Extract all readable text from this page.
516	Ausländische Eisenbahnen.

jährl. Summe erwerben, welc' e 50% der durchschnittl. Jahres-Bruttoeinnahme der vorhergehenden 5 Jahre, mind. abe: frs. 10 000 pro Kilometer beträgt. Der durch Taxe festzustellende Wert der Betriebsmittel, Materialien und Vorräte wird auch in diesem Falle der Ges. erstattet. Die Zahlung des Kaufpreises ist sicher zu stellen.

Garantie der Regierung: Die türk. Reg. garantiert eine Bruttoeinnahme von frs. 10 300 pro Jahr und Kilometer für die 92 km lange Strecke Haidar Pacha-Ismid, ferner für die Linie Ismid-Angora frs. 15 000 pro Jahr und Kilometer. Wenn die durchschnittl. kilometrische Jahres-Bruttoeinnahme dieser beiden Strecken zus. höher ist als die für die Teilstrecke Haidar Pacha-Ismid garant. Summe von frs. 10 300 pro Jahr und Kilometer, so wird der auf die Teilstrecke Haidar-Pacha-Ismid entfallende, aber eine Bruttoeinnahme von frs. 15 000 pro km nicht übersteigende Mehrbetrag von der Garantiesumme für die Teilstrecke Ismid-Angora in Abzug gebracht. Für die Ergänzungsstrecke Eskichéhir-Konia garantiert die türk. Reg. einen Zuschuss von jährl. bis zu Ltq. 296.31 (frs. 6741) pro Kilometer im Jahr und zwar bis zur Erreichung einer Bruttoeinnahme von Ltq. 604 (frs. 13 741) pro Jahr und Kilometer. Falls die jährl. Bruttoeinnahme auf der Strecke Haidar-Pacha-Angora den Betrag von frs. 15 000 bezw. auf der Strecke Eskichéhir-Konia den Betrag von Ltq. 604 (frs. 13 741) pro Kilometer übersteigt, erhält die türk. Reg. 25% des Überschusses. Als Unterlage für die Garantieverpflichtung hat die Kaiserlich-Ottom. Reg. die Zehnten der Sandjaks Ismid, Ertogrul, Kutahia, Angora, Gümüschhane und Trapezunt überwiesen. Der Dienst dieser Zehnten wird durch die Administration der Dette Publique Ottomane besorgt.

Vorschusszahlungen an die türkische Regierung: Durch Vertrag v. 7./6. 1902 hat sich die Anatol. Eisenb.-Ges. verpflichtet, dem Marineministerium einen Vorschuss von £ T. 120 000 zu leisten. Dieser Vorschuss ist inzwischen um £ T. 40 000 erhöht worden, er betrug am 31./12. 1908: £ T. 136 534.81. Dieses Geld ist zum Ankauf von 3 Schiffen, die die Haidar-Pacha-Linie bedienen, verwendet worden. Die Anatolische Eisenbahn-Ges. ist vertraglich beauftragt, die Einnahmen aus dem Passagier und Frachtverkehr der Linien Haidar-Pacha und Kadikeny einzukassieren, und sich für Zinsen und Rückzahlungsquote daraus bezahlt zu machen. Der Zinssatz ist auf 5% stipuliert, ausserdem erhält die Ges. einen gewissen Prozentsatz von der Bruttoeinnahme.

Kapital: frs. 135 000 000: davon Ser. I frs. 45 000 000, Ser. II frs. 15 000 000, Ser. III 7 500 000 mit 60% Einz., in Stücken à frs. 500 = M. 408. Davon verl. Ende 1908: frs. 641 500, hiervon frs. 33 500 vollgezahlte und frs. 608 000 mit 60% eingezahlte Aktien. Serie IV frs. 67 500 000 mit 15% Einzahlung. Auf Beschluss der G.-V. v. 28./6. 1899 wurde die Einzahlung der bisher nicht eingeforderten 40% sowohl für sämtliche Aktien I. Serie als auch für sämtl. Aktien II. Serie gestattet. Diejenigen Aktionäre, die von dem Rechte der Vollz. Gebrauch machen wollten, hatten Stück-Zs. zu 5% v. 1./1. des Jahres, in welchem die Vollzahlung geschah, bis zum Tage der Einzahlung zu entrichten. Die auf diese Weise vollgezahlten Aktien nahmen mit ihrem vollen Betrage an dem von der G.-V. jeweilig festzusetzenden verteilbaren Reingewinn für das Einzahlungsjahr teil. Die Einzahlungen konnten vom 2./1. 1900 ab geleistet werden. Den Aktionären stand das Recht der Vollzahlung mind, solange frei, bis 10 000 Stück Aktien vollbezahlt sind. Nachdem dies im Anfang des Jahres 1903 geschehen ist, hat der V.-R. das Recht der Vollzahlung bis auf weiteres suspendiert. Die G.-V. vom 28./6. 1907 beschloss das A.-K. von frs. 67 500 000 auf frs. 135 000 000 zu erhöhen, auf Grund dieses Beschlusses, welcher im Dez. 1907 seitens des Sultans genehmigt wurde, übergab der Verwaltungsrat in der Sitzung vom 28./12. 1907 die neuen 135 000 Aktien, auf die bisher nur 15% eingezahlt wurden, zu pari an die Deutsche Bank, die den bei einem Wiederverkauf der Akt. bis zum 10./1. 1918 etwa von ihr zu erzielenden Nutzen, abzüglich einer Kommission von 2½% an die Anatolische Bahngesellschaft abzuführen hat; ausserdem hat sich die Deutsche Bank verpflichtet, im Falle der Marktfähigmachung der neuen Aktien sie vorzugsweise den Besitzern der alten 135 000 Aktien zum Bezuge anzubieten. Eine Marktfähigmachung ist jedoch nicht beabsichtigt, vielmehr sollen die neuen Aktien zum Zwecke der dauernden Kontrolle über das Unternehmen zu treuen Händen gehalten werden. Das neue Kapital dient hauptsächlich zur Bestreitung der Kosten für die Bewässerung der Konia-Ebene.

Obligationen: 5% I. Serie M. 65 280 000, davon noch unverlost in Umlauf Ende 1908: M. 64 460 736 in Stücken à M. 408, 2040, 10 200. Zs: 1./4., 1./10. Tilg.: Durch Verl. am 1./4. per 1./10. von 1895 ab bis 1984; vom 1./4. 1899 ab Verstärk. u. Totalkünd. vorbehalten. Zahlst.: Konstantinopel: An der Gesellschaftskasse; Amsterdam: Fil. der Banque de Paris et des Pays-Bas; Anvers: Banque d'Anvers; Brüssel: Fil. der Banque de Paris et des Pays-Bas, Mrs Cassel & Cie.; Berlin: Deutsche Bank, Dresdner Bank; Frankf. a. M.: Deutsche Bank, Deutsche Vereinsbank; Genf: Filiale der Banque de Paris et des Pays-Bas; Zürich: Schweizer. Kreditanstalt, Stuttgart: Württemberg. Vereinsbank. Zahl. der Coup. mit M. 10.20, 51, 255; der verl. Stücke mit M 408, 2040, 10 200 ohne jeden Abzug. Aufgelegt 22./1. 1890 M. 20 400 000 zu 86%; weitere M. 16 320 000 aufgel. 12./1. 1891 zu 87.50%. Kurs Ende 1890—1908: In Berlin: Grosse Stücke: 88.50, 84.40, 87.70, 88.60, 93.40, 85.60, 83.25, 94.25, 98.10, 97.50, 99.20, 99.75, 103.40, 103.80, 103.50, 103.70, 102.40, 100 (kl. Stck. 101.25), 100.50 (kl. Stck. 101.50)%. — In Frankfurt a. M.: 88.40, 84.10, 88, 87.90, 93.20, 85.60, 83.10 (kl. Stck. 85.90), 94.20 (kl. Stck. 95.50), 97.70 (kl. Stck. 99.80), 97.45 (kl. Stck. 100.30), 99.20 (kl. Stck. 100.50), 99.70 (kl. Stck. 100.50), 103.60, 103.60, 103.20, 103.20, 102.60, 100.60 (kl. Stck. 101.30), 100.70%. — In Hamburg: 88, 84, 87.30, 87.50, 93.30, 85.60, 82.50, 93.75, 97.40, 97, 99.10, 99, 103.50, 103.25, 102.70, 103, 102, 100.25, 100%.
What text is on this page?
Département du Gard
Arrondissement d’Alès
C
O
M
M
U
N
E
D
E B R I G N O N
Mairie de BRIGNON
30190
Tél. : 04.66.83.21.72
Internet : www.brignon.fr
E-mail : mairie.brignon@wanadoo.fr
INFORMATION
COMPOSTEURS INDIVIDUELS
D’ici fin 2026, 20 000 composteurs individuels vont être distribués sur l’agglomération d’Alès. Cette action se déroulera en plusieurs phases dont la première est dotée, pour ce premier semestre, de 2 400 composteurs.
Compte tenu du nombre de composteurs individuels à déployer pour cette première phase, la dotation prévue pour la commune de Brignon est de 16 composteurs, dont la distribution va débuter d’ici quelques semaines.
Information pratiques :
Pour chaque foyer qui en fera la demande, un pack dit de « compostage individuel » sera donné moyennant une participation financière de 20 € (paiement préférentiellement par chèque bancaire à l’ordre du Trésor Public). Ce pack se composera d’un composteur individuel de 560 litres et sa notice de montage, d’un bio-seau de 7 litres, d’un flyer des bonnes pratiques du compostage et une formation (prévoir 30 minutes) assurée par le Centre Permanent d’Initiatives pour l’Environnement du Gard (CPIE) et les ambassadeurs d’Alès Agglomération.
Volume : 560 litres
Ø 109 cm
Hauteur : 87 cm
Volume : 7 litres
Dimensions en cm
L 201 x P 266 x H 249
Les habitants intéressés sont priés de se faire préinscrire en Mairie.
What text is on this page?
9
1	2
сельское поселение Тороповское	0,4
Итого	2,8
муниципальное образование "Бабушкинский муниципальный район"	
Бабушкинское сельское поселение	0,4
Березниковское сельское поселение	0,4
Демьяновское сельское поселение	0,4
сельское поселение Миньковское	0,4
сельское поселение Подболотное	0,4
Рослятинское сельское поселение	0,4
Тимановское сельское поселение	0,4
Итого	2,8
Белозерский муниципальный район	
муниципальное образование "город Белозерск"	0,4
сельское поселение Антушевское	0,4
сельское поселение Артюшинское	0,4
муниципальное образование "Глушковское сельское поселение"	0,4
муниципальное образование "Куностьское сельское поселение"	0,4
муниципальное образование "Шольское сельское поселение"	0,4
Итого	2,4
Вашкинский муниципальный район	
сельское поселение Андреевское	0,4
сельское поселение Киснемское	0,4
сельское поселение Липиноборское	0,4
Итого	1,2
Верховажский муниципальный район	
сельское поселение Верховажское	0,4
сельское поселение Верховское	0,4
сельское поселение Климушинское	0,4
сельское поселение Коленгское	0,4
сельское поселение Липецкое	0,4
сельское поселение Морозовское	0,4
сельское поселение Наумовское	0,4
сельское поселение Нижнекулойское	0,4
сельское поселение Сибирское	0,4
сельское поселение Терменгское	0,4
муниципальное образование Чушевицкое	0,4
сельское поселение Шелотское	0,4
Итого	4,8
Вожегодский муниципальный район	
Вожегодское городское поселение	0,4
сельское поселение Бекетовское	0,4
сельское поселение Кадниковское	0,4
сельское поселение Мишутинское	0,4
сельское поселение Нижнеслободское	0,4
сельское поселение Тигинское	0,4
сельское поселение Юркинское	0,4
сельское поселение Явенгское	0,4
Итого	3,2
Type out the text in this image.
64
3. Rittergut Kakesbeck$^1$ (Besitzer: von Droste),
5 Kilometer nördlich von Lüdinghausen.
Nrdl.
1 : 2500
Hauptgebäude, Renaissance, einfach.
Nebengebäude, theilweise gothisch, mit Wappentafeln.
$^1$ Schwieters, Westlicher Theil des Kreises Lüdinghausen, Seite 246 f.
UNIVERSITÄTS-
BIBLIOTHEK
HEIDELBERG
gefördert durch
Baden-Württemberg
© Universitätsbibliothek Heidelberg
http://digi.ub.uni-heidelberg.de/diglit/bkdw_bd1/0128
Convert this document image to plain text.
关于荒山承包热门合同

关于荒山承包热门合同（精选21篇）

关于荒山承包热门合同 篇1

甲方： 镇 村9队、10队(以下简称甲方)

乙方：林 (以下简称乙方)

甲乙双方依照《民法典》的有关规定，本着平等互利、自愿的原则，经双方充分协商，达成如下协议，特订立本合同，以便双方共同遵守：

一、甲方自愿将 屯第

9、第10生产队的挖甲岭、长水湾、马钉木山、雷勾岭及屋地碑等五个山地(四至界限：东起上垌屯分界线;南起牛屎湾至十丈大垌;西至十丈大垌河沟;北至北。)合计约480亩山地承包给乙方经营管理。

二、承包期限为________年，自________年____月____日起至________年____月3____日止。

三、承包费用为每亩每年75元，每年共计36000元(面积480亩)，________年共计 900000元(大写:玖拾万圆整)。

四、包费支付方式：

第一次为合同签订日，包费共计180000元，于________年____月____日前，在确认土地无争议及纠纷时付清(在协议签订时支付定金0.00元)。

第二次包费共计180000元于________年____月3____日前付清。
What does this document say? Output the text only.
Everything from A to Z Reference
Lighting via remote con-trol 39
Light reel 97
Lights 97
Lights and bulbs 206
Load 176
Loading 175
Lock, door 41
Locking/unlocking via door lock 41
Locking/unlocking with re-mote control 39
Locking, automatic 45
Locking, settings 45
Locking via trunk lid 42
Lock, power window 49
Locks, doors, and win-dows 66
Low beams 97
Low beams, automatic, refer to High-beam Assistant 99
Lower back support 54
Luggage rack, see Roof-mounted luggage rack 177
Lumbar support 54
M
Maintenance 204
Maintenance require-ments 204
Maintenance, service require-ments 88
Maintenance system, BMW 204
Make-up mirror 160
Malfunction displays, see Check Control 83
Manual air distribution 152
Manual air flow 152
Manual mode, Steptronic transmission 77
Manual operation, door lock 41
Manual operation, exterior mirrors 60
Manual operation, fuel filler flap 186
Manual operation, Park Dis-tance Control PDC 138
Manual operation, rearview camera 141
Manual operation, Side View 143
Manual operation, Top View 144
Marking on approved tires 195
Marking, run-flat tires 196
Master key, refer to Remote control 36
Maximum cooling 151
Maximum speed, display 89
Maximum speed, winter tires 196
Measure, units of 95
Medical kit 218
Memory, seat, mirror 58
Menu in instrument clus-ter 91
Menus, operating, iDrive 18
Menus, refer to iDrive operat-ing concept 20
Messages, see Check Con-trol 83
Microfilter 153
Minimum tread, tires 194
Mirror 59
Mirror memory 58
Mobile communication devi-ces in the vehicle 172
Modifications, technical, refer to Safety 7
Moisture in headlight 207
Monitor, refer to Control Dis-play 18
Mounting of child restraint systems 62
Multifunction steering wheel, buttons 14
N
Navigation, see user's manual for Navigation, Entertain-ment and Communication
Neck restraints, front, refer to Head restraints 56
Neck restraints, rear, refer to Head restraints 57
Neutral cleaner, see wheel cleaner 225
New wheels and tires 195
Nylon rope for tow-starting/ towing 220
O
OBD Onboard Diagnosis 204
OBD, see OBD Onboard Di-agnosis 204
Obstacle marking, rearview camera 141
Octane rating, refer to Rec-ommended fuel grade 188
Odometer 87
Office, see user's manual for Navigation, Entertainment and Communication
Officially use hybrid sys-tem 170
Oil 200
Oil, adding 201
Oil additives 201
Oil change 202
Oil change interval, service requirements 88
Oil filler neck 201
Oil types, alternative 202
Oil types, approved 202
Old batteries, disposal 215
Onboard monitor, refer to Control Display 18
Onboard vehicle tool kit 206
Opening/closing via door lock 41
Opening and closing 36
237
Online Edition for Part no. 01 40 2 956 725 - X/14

* Required task
Find how many lines of the listing include the string "vehicle" and give that number, nothing else.

* Response to this exercise
2